Task instructions → Reproduce the records below exactly as they appear.

Given records →
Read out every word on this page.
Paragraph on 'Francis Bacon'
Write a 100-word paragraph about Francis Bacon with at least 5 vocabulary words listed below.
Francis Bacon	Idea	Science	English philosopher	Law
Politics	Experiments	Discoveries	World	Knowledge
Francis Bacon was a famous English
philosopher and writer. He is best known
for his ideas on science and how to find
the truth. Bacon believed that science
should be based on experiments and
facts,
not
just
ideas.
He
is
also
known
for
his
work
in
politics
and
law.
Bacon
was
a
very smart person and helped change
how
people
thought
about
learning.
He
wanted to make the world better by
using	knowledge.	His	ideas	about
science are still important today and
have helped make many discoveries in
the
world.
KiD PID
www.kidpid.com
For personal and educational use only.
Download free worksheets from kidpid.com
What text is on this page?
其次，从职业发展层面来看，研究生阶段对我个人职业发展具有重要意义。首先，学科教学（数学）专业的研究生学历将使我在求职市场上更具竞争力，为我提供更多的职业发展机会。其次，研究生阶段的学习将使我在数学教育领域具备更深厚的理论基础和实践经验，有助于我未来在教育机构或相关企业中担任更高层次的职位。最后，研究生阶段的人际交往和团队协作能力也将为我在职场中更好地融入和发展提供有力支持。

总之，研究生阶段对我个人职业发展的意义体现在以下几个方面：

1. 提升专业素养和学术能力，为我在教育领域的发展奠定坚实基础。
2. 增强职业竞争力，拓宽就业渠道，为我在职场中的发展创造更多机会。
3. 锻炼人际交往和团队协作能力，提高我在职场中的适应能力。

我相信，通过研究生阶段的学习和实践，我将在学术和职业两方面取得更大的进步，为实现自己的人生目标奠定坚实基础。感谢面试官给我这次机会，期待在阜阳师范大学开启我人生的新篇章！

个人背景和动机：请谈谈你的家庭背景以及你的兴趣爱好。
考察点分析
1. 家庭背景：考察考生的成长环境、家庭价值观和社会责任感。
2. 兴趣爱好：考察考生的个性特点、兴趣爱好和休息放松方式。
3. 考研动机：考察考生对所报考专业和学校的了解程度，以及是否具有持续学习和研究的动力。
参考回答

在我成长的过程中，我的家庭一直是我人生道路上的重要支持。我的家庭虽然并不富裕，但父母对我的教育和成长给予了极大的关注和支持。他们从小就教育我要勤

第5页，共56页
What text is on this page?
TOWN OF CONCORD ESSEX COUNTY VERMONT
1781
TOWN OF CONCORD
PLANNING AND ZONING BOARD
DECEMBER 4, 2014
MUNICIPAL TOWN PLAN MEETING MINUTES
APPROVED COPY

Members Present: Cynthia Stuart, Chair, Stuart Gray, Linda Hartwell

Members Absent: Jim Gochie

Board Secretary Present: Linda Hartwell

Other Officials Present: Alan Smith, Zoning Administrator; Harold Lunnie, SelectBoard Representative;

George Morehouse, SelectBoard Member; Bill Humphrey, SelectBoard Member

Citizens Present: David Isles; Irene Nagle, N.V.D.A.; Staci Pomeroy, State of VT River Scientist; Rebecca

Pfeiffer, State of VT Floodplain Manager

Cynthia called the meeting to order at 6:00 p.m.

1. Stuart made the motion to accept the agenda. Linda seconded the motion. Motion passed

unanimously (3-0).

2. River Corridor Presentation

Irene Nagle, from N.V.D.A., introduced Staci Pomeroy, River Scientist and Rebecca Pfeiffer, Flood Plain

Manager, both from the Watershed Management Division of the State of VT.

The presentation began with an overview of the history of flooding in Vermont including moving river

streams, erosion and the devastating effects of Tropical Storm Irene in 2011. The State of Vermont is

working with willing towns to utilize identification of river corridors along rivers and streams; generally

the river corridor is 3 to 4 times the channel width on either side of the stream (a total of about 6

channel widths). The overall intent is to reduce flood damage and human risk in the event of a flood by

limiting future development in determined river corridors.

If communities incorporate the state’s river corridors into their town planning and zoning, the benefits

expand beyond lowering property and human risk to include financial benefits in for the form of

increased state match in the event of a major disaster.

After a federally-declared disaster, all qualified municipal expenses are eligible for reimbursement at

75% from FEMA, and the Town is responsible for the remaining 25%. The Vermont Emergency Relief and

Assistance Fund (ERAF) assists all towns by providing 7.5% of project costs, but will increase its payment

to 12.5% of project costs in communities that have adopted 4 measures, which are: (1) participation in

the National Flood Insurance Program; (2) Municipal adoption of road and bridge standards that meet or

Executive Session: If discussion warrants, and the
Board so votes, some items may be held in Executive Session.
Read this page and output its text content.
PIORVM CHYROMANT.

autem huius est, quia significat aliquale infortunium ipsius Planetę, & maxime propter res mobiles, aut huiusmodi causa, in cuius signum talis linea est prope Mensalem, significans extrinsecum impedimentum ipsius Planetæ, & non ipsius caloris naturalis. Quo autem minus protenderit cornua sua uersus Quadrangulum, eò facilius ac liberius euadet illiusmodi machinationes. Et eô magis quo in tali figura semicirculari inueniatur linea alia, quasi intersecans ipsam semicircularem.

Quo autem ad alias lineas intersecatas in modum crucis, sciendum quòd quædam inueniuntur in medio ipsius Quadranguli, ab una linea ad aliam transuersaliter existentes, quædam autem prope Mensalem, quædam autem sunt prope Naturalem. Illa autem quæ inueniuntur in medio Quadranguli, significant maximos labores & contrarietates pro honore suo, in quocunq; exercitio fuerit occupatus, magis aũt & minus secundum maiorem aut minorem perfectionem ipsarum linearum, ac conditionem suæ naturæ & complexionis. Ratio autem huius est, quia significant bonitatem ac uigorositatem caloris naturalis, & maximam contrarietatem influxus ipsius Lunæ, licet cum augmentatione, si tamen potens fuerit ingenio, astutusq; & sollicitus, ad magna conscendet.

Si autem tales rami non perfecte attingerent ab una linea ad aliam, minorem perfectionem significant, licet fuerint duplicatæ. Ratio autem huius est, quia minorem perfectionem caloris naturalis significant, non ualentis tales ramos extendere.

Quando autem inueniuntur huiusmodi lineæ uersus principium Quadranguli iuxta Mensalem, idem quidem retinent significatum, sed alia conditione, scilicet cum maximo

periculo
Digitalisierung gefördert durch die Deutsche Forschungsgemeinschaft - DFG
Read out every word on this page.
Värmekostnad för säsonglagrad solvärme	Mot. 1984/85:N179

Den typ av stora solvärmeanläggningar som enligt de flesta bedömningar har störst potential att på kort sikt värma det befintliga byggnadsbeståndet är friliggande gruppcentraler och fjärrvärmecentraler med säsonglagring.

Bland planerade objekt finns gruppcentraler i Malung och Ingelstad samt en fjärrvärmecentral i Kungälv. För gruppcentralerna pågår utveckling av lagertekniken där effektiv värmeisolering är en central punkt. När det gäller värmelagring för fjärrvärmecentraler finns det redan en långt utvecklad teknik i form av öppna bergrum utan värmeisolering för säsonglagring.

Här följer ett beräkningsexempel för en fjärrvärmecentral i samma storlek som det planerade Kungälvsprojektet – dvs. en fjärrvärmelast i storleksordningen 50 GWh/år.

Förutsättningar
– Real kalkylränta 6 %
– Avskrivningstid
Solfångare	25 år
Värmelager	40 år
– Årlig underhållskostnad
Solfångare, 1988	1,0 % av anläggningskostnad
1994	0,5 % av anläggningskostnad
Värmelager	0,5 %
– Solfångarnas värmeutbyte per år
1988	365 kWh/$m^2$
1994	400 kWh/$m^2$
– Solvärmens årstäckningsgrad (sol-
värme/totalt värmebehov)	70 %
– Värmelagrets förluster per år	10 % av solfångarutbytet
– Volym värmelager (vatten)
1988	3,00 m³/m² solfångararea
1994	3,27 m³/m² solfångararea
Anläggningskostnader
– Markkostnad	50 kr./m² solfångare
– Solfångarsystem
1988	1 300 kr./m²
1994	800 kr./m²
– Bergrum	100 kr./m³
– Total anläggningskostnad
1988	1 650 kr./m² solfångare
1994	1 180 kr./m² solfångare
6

The answer →
Read out every word on this page.
Paragraph on 'Francis Bacon'
Write a 100-word paragraph about Francis Bacon with at least 5 vocabulary words listed below.
Francis Bacon	Idea	Science	English philosopher	Law
Politics	Experiments	Discoveries	World	Knowledge
Francis Bacon was a famous English
philosopher and writer. He is best known
for his ideas on science and how to find
the truth. Bacon believed that science
should be based on experiments and
facts,
not
just
ideas.
He
is
also
known
for
his
work
in
politics
and
law.
Bacon
was
a
very smart person and helped change
how
people
thought
about
learning.
He
wanted to make the world better by
using	knowledge.	His	ideas	about
science are still important today and
have helped make many discoveries in
the
world.
KiD PID
www.kidpid.com
For personal and educational use only.
Download free worksheets from kidpid.com
What text is on this page?
其次，从职业发展层面来看，研究生阶段对我个人职业发展具有重要意义。首先，学科教学（数学）专业的研究生学历将使我在求职市场上更具竞争力，为我提供更多的职业发展机会。其次，研究生阶段的学习将使我在数学教育领域具备更深厚的理论基础和实践经验，有助于我未来在教育机构或相关企业中担任更高层次的职位。最后，研究生阶段的人际交往和团队协作能力也将为我在职场中更好地融入和发展提供有力支持。

总之，研究生阶段对我个人职业发展的意义体现在以下几个方面：

1. 提升专业素养和学术能力，为我在教育领域的发展奠定坚实基础。
2. 增强职业竞争力，拓宽就业渠道，为我在职场中的发展创造更多机会。
3. 锻炼人际交往和团队协作能力，提高我在职场中的适应能力。

我相信，通过研究生阶段的学习和实践，我将在学术和职业两方面取得更大的进步，为实现自己的人生目标奠定坚实基础。感谢面试官给我这次机会，期待在阜阳师范大学开启我人生的新篇章！

个人背景和动机：请谈谈你的家庭背景以及你的兴趣爱好。
考察点分析
1. 家庭背景：考察考生的成长环境、家庭价值观和社会责任感。
2. 兴趣爱好：考察考生的个性特点、兴趣爱好和休息放松方式。
3. 考研动机：考察考生对所报考专业和学校的了解程度，以及是否具有持续学习和研究的动力。
参考回答

在我成长的过程中，我的家庭一直是我人生道路上的重要支持。我的家庭虽然并不富裕，但父母对我的教育和成长给予了极大的关注和支持。他们从小就教育我要勤

第5页，共56页
What text is on this page?
TOWN OF CONCORD ESSEX COUNTY VERMONT
1781
TOWN OF CONCORD
PLANNING AND ZONING BOARD
DECEMBER 4, 2014
MUNICIPAL TOWN PLAN MEETING MINUTES
APPROVED COPY

Members Present: Cynthia Stuart, Chair, Stuart Gray, Linda Hartwell

Members Absent: Jim Gochie

Board Secretary Present: Linda Hartwell

Other Officials Present: Alan Smith, Zoning Administrator; Harold Lunnie, SelectBoard Representative;

George Morehouse, SelectBoard Member; Bill Humphrey, SelectBoard Member

Citizens Present: David Isles; Irene Nagle, N.V.D.A.; Staci Pomeroy, State of VT River Scientist; Rebecca

Pfeiffer, State of VT Floodplain Manager

Cynthia called the meeting to order at 6:00 p.m.

1. Stuart made the motion to accept the agenda. Linda seconded the motion. Motion passed

unanimously (3-0).

2. River Corridor Presentation

Irene Nagle, from N.V.D.A., introduced Staci Pomeroy, River Scientist and Rebecca Pfeiffer, Flood Plain

Manager, both from the Watershed Management Division of the State of VT.

The presentation began with an overview of the history of flooding in Vermont including moving river

streams, erosion and the devastating effects of Tropical Storm Irene in 2011. The State of Vermont is

working with willing towns to utilize identification of river corridors along rivers and streams; generally

the river corridor is 3 to 4 times the channel width on either side of the stream (a total of about 6

channel widths). The overall intent is to reduce flood damage and human risk in the event of a flood by

limiting future development in determined river corridors.

If communities incorporate the state’s river corridors into their town planning and zoning, the benefits

expand beyond lowering property and human risk to include financial benefits in for the form of

increased state match in the event of a major disaster.

After a federally-declared disaster, all qualified municipal expenses are eligible for reimbursement at

75% from FEMA, and the Town is responsible for the remaining 25%. The Vermont Emergency Relief and

Assistance Fund (ERAF) assists all towns by providing 7.5% of project costs, but will increase its payment

to 12.5% of project costs in communities that have adopted 4 measures, which are: (1) participation in

the National Flood Insurance Program; (2) Municipal adoption of road and bridge standards that meet or

Executive Session: If discussion warrants, and the
Board so votes, some items may be held in Executive Session.
Read this page and output its text content.
PIORVM CHYROMANT.

autem huius est, quia significat aliquale infortunium ipsius Planetę, & maxime propter res mobiles, aut huiusmodi causa, in cuius signum talis linea est prope Mensalem, significans extrinsecum impedimentum ipsius Planetæ, & non ipsius caloris naturalis. Quo autem minus protenderit cornua sua uersus Quadrangulum, eò facilius ac liberius euadet illiusmodi machinationes. Et eô magis quo in tali figura semicirculari inueniatur linea alia, quasi intersecans ipsam semicircularem.

Quo autem ad alias lineas intersecatas in modum crucis, sciendum quòd quædam inueniuntur in medio ipsius Quadranguli, ab una linea ad aliam transuersaliter existentes, quædam autem prope Mensalem, quædam autem sunt prope Naturalem. Illa autem quæ inueniuntur in medio Quadranguli, significant maximos labores & contrarietates pro honore suo, in quocunq; exercitio fuerit occupatus, magis aũt & minus secundum maiorem aut minorem perfectionem ipsarum linearum, ac conditionem suæ naturæ & complexionis. Ratio autem huius est, quia significant bonitatem ac uigorositatem caloris naturalis, & maximam contrarietatem influxus ipsius Lunæ, licet cum augmentatione, si tamen potens fuerit ingenio, astutusq; & sollicitus, ad magna conscendet.

Si autem tales rami non perfecte attingerent ab una linea ad aliam, minorem perfectionem significant, licet fuerint duplicatæ. Ratio autem huius est, quia minorem perfectionem caloris naturalis significant, non ualentis tales ramos extendere.

Quando autem inueniuntur huiusmodi lineæ uersus principium Quadranguli iuxta Mensalem, idem quidem retinent significatum, sed alia conditione, scilicet cum maximo

periculo
Digitalisierung gefördert durch die Deutsche Forschungsgemeinschaft - DFG
Read out every word on this page.
Värmekostnad för säsonglagrad solvärme	Mot. 1984/85:N179

Den typ av stora solvärmeanläggningar som enligt de flesta bedömningar har störst potential att på kort sikt värma det befintliga byggnadsbeståndet är friliggande gruppcentraler och fjärrvärmecentraler med säsonglagring.

Bland planerade objekt finns gruppcentraler i Malung och Ingelstad samt en fjärrvärmecentral i Kungälv. För gruppcentralerna pågår utveckling av lagertekniken där effektiv värmeisolering är en central punkt. När det gäller värmelagring för fjärrvärmecentraler finns det redan en långt utvecklad teknik i form av öppna bergrum utan värmeisolering för säsonglagring.

Här följer ett beräkningsexempel för en fjärrvärmecentral i samma storlek som det planerade Kungälvsprojektet – dvs. en fjärrvärmelast i storleksordningen 50 GWh/år.

Förutsättningar
– Real kalkylränta 6 %
– Avskrivningstid
Solfångare	25 år
Värmelager	40 år
– Årlig underhållskostnad
Solfångare, 1988	1,0 % av anläggningskostnad
1994	0,5 % av anläggningskostnad
Värmelager	0,5 %
– Solfångarnas värmeutbyte per år
1988	365 kWh/$m^2$
1994	400 kWh/$m^2$
– Solvärmens årstäckningsgrad (sol-
värme/totalt värmebehov)	70 %
– Värmelagrets förluster per år	10 % av solfångarutbytet
– Volym värmelager (vatten)
1988	3,00 m³/m² solfångararea
1994	3,27 m³/m² solfångararea
Anläggningskostnader
– Markkostnad	50 kr./m² solfångare
– Solfångarsystem
1988	1 300 kr./m²
1994	800 kr./m²
– Bergrum	100 kr./m³
– Total anläggningskostnad
1988	1 650 kr./m² solfångare
1994	1 180 kr./m² solfångare
6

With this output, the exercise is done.